#### What is being asked
Count the lines below that contain the word "post". Give only the number.

++++ Records provided

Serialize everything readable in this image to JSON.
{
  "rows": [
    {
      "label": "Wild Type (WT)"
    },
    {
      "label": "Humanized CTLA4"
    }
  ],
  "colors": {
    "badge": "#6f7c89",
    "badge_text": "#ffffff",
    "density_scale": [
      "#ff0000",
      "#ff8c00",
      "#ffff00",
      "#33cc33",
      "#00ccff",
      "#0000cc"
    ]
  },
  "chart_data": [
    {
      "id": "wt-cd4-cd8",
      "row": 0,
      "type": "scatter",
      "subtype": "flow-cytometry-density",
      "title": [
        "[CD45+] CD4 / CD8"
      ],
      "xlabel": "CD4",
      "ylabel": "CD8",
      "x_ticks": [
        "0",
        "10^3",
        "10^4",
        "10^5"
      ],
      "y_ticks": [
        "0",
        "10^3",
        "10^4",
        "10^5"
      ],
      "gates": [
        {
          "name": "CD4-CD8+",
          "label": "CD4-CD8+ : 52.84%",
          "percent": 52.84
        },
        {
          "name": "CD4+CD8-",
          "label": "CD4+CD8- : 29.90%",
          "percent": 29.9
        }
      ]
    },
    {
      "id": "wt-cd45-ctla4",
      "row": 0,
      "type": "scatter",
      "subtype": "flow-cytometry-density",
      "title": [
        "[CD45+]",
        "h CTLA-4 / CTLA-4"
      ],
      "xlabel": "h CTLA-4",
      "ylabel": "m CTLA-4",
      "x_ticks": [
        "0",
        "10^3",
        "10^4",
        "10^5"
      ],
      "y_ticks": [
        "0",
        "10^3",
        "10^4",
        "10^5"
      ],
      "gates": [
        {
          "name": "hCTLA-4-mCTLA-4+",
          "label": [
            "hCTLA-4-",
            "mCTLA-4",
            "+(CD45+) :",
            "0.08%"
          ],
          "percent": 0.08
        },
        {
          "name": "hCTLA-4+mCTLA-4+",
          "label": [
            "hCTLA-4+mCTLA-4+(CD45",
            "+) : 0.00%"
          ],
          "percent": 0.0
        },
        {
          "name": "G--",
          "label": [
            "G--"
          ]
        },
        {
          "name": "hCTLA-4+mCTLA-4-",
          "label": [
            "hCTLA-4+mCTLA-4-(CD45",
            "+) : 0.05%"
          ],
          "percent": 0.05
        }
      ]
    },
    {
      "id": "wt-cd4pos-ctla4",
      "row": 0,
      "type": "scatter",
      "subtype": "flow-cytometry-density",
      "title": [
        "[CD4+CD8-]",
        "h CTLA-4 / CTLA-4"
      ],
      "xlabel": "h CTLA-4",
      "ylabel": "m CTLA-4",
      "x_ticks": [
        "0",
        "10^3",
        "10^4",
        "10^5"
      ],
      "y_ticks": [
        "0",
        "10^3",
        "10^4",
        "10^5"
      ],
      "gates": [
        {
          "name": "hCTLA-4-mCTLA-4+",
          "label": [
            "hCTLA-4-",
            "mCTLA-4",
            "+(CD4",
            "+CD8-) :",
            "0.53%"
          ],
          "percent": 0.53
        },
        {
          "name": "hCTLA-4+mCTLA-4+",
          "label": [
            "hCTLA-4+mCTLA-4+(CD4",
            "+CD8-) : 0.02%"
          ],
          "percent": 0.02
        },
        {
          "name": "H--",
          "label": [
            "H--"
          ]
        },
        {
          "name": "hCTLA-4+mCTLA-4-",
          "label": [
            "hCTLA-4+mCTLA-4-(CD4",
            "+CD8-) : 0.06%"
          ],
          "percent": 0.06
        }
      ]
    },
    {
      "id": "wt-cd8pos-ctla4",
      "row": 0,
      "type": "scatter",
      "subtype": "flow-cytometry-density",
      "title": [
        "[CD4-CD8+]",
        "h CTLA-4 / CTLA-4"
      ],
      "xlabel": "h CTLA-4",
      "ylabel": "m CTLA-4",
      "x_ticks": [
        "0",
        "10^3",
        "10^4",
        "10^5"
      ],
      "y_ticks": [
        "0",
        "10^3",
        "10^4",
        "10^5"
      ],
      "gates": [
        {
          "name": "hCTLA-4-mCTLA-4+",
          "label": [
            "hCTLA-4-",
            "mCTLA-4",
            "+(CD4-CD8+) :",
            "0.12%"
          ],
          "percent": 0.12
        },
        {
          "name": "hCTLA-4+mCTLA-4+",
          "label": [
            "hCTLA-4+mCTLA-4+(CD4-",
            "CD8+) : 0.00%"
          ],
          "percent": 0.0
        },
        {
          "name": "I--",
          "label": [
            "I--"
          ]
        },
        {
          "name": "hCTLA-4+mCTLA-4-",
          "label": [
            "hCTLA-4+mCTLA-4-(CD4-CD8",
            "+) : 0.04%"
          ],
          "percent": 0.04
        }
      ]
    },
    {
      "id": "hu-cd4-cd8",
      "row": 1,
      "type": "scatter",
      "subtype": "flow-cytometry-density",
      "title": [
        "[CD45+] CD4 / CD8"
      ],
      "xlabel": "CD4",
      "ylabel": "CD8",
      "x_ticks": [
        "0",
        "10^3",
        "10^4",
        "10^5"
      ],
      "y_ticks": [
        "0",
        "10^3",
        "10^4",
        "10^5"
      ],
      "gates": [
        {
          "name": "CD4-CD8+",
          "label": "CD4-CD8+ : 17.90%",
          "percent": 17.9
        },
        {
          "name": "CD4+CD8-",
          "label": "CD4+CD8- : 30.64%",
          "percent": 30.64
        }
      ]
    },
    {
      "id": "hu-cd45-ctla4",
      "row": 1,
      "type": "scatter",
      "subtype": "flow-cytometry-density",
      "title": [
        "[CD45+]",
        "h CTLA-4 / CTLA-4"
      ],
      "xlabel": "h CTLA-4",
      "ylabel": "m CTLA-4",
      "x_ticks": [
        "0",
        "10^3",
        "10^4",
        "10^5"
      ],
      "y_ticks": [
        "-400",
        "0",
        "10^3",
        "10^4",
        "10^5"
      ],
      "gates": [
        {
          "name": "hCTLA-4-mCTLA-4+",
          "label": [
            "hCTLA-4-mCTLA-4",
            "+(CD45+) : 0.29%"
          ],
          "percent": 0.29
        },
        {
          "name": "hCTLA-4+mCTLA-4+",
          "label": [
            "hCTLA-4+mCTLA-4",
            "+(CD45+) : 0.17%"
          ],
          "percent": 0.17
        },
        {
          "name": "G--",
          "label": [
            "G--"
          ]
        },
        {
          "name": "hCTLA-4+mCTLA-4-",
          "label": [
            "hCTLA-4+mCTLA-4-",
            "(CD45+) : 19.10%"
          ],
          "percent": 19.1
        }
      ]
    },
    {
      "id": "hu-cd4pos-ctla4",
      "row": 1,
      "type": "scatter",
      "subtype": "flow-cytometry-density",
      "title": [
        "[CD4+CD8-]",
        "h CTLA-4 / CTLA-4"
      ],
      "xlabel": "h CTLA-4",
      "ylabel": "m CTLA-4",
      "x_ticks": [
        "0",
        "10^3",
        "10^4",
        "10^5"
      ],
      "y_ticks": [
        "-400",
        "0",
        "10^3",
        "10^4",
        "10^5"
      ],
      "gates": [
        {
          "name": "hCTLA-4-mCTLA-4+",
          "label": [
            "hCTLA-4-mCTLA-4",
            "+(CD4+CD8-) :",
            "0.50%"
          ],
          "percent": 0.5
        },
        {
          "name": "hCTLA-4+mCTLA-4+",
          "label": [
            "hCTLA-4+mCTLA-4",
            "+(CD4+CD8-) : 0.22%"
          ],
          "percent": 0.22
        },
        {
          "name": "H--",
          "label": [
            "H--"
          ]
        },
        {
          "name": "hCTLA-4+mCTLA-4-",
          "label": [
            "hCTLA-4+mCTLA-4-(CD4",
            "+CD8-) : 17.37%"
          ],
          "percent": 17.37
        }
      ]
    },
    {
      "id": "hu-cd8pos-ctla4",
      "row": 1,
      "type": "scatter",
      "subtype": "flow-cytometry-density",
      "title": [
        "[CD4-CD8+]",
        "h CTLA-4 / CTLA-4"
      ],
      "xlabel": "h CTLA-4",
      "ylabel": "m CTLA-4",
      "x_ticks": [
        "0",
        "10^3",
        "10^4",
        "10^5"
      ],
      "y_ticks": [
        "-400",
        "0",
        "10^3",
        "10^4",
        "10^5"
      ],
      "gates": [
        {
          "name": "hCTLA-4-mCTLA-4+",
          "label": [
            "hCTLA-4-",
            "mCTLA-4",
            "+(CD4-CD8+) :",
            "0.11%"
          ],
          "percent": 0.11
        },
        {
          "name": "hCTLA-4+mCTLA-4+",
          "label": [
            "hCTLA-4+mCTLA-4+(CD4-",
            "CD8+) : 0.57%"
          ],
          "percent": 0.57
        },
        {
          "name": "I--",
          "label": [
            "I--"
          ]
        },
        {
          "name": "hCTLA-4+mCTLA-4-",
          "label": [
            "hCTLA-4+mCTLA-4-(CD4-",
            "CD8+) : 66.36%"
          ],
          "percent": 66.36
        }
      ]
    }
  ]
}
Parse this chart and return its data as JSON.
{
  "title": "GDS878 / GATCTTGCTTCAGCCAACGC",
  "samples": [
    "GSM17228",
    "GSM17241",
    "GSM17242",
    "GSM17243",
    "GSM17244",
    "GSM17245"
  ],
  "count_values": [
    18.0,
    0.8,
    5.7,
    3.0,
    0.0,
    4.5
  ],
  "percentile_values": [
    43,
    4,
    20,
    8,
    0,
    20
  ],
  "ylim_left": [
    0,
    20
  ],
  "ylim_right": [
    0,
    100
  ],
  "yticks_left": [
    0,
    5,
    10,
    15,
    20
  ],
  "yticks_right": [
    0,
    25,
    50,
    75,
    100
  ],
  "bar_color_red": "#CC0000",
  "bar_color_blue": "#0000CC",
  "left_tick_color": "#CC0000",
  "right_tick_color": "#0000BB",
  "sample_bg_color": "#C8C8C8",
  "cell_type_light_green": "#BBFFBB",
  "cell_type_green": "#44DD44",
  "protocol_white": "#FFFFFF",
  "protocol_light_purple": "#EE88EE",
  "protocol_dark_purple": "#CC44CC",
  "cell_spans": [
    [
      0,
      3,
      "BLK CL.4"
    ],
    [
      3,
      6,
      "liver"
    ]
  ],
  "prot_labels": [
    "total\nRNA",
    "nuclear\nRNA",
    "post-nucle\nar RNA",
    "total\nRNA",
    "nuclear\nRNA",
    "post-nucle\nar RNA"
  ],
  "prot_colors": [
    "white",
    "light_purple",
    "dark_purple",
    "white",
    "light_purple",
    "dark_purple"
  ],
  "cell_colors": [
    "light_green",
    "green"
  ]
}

++++++++

#### Output for this task
2